▶ [What is asked]: Answer with a single number: the count of lines that hold "icon".

▶ [Records contained in a dataset]:
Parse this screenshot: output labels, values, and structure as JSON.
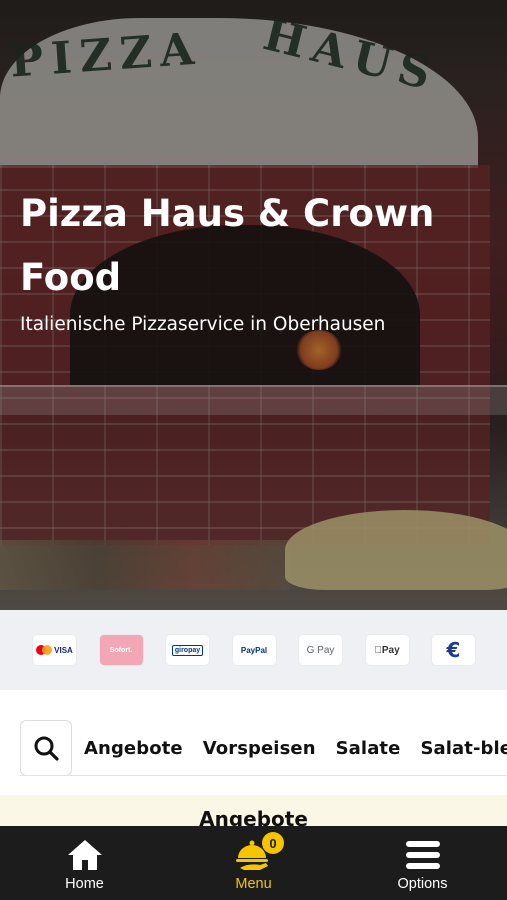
{
  "hero": {
    "sign_left": "PIZZA",
    "sign_right": "HAUS",
    "title": "Pizza Haus & Crown Food",
    "subtitle": "Italienische Pizzaservice in Oberhausen"
  },
  "payments": [
    {
      "name": "mastercard-visa",
      "label": "VISA"
    },
    {
      "name": "sofort",
      "label": "Sofort."
    },
    {
      "name": "giropay",
      "label": "giropay"
    },
    {
      "name": "paypal",
      "label": "PayPal"
    },
    {
      "name": "google-pay",
      "label": "G Pay"
    },
    {
      "name": "apple-pay",
      "label": "Pay"
    },
    {
      "name": "cash-euro",
      "label": "€"
    }
  ],
  "categories": {
    "search_icon": "search-icon",
    "tabs": [
      "Angebote",
      "Vorspeisen",
      "Salate",
      "Salat-bleche"
    ]
  },
  "section": {
    "title": "Angebote"
  },
  "bottom_nav": {
    "items": [
      {
        "label": "Home",
        "icon": "home-icon"
      },
      {
        "label": "Menu",
        "icon": "cloche-icon"
      },
      {
        "label": "Options",
        "icon": "hamburger-icon"
      }
    ],
    "cart_count": "0",
    "active_color": "#f5c500"
  }
}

▶ [Reply to the exercise]: 4